## Stored rows
════

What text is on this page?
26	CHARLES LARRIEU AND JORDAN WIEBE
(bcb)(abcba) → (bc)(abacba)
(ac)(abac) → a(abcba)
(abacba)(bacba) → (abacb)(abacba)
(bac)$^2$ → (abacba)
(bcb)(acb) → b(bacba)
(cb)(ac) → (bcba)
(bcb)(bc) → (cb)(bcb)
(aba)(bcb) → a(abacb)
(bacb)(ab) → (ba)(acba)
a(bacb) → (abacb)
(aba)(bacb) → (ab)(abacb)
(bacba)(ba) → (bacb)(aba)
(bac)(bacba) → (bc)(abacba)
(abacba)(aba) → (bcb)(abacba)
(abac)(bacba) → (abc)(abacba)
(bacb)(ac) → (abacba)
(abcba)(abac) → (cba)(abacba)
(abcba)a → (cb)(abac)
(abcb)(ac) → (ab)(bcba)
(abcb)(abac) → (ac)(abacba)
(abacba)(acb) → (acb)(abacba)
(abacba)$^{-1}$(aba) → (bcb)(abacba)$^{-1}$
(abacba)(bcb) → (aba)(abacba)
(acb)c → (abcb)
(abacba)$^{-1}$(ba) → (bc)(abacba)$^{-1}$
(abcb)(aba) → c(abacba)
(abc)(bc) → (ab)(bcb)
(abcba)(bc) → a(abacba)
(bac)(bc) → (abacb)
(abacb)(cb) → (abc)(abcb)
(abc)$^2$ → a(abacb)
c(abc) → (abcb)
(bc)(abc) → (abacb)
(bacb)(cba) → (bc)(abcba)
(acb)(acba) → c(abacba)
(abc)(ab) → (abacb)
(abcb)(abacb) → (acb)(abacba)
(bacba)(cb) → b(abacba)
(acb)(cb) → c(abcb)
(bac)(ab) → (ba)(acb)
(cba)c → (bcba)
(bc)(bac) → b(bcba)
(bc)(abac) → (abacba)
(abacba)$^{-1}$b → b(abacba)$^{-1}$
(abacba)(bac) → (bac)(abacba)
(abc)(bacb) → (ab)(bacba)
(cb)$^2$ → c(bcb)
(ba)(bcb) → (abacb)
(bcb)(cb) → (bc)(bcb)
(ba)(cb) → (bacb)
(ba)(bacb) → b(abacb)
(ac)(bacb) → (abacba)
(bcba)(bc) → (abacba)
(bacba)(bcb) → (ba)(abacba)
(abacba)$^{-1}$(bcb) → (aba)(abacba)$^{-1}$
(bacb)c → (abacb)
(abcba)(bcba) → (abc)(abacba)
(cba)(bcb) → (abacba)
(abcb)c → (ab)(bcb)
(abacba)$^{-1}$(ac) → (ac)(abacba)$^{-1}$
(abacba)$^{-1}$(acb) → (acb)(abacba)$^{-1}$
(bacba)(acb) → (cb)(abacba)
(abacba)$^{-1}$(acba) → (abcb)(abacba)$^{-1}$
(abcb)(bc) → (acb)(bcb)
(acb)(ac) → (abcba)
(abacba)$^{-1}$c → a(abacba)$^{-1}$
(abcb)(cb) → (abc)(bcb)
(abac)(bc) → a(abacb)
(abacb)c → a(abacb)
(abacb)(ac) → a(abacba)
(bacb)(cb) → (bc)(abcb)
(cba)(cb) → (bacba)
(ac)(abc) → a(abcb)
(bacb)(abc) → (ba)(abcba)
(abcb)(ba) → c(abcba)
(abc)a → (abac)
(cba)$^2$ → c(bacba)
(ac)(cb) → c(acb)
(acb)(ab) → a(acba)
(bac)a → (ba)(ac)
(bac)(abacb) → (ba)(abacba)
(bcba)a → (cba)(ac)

════

## Task to complete
Return each line of the data that contains the string "abcba".

## Response to this task
(bcb)(abcba) → (bc)(abacba)
(ac)(abac) → a(abcba)
(abcba)(abac) → (cba)(abacba)
(abcba)a → (cb)(abac)
(abcba)(bc) → a(abacba)
(bacb)(cba) → (bc)(abcba)
(abcba)(bcba) → (abc)(abacba)
(acb)(ac) → (abcba)
(bacb)(abc) → (ba)(abcba)
(abcb)(ba) → c(abcba)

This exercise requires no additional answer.